-- WORK TO COMPLETE --
Set down the full listing exactly as given. Any pictures are to be left out.
* START *
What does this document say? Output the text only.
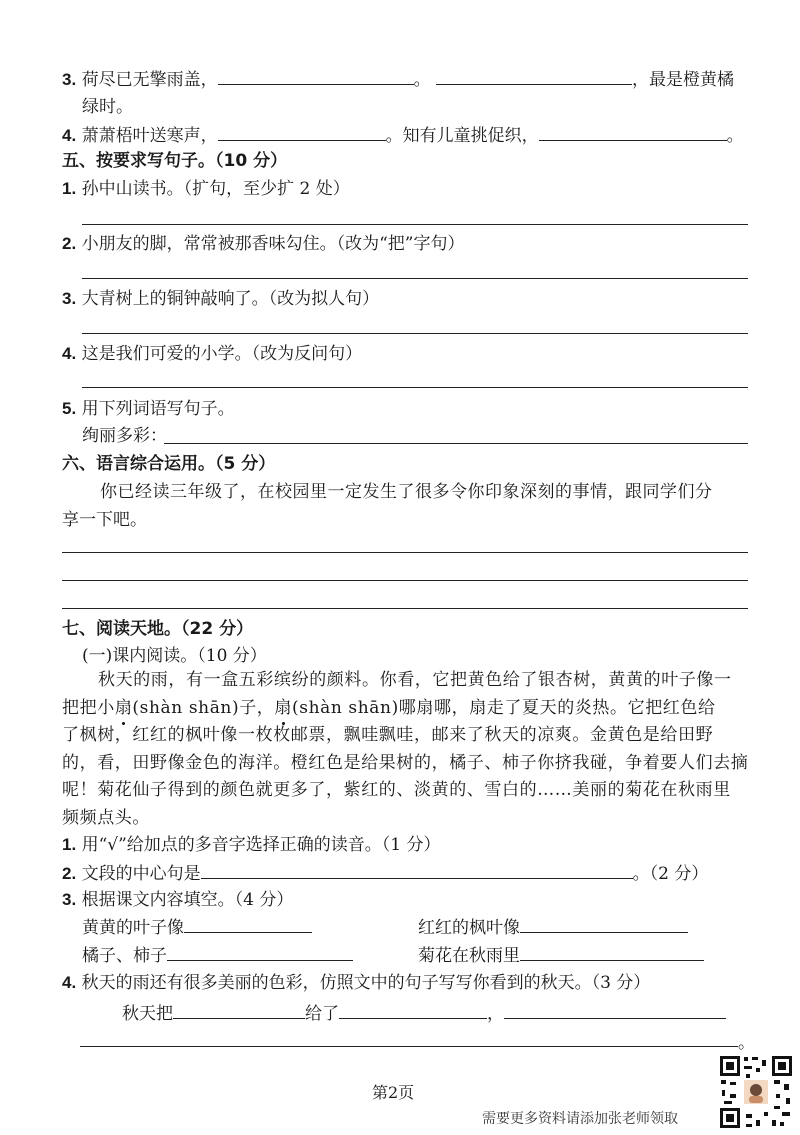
3. 荷尽已无擎雨盖，	。	，最是橙黄橘
绿时。
4. 萧萧梧叶送寒声，	。知有儿童挑促织，	。
五、按要求写句子。（10 分）
1. 孙中山读书。（扩句，至少扩 2 处）
2. 小朋友的脚，常常被那香味勾住。（改为“把”字句）
3. 大青树上的铜钟敲响了。（改为拟人句）
4. 这是我们可爱的小学。（改为反问句）
5. 用下列词语写句子。
绚丽多彩：
六、语言综合运用。（5 分）
你已经读三年级了，在校园里一定发生了很多令你印象深刻的事情，跟同学们分
享一下吧。
七、阅读天地。（22 分）
(一)课内阅读。（10 分）
秋天的雨，有一盒五彩缤纷的颜料。你看，它把黄色给了银杏树，黄黄的叶子像一
把把小扇(shàn shān)子，扇(shàn shān)哪扇哪，扇走了夏天的炎热。它把红色给
了枫树，红红的枫叶像一枚枚邮票，飘哇飘哇，邮来了秋天的凉爽。金黄色是给田野
的，看，田野像金色的海洋。橙红色是给果树的，橘子、柿子你挤我碰，争着要人们去摘
呢！菊花仙子得到的颜色就更多了，紫红的、淡黄的、雪白的……美丽的菊花在秋雨里
频频点头。
1. 用“√”给加点的多音字选择正确的读音。（1 分）
2. 文段的中心句是	。（2 分）
3. 根据课文内容填空。（4 分）
黄黄的叶子像	红红的枫叶像
橘子、柿子	菊花在秋雨里
4. 秋天的雨还有很多美丽的色彩，仿照文中的句子写写你看到的秋天。（3 分）
秋天把	给了	，
。
第2页
需要更多资料请添加张老师领取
* END *
-- CORRECT OUTPUT --
What does this document say? Output the text only.
3. 荷尽已无擎雨盖，	。	，最是橙黄橘
绿时。
4. 萧萧梧叶送寒声，	。知有儿童挑促织，	。
五、按要求写句子。（10 分）
1. 孙中山读书。（扩句，至少扩 2 处）
2. 小朋友的脚，常常被那香味勾住。（改为“把”字句）
3. 大青树上的铜钟敲响了。（改为拟人句）
4. 这是我们可爱的小学。（改为反问句）
5. 用下列词语写句子。
绚丽多彩：
六、语言综合运用。（5 分）
你已经读三年级了，在校园里一定发生了很多令你印象深刻的事情，跟同学们分
享一下吧。
七、阅读天地。（22 分）
(一)课内阅读。（10 分）
秋天的雨，有一盒五彩缤纷的颜料。你看，它把黄色给了银杏树，黄黄的叶子像一
把把小扇(shàn shān)子，扇(shàn shān)哪扇哪，扇走了夏天的炎热。它把红色给
了枫树，红红的枫叶像一枚枚邮票，飘哇飘哇，邮来了秋天的凉爽。金黄色是给田野
的，看，田野像金色的海洋。橙红色是给果树的，橘子、柿子你挤我碰，争着要人们去摘
呢！菊花仙子得到的颜色就更多了，紫红的、淡黄的、雪白的……美丽的菊花在秋雨里
频频点头。
1. 用“√”给加点的多音字选择正确的读音。（1 分）
2. 文段的中心句是	。（2 分）
3. 根据课文内容填空。（4 分）
黄黄的叶子像	红红的枫叶像
橘子、柿子	菊花在秋雨里
4. 秋天的雨还有很多美丽的色彩，仿照文中的句子写写你看到的秋天。（3 分）
秋天把	给了	，
。
第2页
需要更多资料请添加张老师领取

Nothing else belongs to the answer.